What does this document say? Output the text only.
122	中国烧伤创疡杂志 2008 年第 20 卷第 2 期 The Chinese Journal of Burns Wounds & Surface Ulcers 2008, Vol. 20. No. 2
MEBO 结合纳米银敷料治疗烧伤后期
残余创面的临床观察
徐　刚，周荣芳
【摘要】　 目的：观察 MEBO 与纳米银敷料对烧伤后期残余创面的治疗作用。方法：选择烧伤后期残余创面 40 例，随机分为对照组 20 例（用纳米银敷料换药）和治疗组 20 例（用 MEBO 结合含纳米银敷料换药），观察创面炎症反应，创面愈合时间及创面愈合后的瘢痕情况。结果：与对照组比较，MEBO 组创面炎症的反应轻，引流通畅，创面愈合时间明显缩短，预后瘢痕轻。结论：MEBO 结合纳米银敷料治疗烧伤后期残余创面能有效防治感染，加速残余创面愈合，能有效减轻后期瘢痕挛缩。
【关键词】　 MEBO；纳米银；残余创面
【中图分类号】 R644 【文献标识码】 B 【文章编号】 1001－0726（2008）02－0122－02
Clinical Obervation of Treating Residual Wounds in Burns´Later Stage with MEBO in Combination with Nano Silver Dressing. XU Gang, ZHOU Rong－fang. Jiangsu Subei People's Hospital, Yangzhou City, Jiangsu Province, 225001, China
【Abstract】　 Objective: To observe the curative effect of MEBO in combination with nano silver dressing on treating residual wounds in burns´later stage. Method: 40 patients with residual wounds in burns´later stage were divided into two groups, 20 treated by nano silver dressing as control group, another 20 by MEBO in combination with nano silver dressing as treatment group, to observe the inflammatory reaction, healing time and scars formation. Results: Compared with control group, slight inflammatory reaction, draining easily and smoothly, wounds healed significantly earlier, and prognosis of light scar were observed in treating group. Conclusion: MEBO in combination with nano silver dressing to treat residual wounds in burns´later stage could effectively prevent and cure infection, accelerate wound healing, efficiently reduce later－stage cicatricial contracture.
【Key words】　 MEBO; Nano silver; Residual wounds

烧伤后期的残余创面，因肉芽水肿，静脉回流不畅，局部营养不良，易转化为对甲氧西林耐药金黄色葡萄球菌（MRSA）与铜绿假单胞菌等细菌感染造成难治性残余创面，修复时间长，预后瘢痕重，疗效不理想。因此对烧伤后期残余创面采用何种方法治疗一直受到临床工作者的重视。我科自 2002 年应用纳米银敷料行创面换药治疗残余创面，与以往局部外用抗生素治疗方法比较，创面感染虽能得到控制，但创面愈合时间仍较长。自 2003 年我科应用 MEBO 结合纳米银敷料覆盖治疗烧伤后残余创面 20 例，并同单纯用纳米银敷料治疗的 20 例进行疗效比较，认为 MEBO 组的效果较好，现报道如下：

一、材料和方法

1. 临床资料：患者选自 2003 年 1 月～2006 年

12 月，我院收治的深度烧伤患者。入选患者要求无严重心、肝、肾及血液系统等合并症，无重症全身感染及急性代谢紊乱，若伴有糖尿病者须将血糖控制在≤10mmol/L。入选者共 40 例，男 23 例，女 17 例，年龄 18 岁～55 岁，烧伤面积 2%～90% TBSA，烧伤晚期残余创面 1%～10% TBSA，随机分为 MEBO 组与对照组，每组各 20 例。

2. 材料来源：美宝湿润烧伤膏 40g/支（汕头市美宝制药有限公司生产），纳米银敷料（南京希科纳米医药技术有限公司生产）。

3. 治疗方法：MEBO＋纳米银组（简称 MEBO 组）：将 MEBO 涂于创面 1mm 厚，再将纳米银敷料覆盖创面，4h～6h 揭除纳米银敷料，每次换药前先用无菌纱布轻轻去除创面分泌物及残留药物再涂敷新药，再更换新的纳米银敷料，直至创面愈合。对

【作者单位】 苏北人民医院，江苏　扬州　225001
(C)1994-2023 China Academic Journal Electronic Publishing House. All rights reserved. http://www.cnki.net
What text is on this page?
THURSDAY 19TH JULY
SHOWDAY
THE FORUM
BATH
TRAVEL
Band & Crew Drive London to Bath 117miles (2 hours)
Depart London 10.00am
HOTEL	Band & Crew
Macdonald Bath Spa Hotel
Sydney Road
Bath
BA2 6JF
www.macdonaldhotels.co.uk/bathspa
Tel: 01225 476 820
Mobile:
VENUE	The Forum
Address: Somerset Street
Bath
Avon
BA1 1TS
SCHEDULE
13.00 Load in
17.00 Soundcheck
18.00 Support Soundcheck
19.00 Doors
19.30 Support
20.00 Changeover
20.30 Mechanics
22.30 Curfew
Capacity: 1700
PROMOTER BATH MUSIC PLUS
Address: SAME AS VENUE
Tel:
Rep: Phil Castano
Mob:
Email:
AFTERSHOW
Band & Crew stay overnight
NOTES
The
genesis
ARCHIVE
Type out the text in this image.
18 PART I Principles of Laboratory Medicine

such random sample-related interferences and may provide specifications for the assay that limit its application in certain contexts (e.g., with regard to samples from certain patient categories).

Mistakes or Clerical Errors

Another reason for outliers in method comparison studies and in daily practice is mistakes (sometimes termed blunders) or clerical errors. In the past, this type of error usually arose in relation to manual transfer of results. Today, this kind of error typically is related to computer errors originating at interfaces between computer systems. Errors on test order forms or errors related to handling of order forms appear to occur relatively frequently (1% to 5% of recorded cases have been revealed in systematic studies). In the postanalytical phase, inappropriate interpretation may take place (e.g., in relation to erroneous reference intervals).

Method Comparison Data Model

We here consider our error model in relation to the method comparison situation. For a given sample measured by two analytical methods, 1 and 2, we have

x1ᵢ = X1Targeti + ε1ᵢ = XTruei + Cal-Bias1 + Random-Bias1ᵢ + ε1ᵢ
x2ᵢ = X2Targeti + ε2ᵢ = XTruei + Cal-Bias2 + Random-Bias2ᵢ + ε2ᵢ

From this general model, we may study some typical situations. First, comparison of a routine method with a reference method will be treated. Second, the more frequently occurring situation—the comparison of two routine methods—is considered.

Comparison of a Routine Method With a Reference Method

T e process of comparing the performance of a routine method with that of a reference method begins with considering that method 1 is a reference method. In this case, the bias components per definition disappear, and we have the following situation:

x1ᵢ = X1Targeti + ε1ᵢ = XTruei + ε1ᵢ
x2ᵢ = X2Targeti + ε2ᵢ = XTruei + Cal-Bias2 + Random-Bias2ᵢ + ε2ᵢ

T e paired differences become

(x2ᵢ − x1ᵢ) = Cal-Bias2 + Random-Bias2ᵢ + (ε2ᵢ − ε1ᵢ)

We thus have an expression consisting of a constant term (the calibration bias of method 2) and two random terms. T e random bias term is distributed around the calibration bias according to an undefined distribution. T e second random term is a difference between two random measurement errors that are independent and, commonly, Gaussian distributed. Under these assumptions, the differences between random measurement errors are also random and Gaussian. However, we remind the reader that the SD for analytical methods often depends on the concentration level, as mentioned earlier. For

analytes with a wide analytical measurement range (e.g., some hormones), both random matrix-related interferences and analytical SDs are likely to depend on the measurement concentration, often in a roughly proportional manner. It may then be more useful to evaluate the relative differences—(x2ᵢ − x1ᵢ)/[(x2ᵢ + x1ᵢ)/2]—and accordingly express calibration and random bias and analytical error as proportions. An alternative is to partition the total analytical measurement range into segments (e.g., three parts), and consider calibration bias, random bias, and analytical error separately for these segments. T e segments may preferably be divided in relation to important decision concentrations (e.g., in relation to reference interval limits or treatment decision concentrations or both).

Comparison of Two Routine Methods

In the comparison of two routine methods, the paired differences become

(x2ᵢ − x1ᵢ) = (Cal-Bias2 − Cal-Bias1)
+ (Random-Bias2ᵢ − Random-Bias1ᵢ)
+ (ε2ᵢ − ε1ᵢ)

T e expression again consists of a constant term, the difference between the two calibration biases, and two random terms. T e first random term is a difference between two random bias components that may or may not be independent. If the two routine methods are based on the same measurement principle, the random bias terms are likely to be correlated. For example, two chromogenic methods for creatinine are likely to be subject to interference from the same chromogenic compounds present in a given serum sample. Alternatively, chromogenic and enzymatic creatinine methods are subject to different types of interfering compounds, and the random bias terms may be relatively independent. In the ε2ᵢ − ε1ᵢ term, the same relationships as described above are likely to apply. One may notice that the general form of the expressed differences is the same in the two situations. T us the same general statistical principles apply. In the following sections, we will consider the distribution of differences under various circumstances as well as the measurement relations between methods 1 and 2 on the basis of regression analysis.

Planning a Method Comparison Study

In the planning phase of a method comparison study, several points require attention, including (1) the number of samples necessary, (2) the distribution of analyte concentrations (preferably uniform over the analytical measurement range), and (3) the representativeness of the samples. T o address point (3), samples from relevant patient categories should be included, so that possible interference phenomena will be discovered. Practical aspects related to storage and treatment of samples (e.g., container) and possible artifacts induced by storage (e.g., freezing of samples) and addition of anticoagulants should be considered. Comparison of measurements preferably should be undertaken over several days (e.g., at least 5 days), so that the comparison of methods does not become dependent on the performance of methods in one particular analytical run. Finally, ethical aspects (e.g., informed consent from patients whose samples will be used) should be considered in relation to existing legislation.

-------

**The problem**
Please copy every line of the data that carries the string "paired".

**Result of this task**
T e paired differences become
In the comparison of two routine methods, the paired differences become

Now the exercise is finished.